** Begin DATASET **

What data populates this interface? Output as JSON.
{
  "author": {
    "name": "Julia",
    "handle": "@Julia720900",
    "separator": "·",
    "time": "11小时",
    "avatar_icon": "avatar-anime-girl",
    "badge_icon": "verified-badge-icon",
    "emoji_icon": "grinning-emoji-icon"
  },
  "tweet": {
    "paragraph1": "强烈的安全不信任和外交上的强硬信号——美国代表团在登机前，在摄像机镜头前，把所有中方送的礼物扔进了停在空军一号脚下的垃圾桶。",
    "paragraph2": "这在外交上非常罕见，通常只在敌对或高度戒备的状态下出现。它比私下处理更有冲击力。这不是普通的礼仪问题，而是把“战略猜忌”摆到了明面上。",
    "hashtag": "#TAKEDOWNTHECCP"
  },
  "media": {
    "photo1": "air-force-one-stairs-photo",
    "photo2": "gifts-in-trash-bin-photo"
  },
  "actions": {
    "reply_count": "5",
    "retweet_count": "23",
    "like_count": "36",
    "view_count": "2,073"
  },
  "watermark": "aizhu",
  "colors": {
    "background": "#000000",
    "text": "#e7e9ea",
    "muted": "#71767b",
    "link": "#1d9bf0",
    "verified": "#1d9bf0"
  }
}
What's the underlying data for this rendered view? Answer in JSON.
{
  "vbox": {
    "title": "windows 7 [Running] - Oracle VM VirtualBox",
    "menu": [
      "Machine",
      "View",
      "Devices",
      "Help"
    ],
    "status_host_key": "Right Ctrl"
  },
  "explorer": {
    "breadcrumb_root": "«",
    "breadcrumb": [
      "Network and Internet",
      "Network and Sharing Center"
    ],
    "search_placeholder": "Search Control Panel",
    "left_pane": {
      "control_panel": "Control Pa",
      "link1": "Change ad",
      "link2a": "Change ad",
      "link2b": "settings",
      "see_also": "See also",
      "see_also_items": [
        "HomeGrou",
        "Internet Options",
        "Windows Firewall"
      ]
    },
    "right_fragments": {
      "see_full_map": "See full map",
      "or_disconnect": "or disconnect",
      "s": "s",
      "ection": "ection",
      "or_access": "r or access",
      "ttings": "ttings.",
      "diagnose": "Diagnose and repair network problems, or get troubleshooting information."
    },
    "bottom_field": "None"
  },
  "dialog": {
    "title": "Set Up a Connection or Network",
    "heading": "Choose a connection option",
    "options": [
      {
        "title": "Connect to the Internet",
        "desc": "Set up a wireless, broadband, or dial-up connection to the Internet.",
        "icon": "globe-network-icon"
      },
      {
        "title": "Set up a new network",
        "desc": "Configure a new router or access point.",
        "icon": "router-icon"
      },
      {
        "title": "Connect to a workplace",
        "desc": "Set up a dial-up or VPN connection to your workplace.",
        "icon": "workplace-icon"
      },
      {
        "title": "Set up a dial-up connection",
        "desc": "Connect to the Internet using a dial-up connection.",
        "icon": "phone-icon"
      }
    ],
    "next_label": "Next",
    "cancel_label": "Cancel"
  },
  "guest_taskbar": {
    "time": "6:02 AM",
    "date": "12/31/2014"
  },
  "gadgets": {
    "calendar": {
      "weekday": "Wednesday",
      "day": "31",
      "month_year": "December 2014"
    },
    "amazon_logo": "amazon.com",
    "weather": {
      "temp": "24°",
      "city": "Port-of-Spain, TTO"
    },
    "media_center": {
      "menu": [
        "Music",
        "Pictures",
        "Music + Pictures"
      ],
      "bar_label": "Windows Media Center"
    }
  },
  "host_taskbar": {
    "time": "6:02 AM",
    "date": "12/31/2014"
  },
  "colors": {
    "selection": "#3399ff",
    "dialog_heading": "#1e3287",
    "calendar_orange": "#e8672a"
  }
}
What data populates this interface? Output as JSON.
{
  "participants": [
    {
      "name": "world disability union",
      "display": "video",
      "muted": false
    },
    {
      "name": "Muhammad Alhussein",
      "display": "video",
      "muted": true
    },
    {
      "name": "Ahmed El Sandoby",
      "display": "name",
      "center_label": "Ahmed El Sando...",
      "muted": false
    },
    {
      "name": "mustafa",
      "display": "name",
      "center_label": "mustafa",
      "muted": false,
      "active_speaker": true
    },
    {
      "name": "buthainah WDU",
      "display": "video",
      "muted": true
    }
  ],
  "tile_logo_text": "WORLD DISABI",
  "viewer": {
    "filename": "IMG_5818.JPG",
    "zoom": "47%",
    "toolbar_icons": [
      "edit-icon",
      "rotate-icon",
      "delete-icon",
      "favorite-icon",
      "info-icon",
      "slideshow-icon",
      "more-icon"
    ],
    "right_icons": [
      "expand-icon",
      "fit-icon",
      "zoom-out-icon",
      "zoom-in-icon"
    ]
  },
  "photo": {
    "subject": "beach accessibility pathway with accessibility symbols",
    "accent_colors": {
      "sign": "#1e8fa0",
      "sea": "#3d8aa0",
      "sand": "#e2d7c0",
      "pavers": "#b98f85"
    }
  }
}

** End DATASET **

> **INSTRUCTION**
Copy each line of the records containing the string "Ahmed".

> **SOLUTION FOR THIS EXERCISE**
      "name": "Ahmed El Sandoby",
      "center_label": "Ahmed El Sando...",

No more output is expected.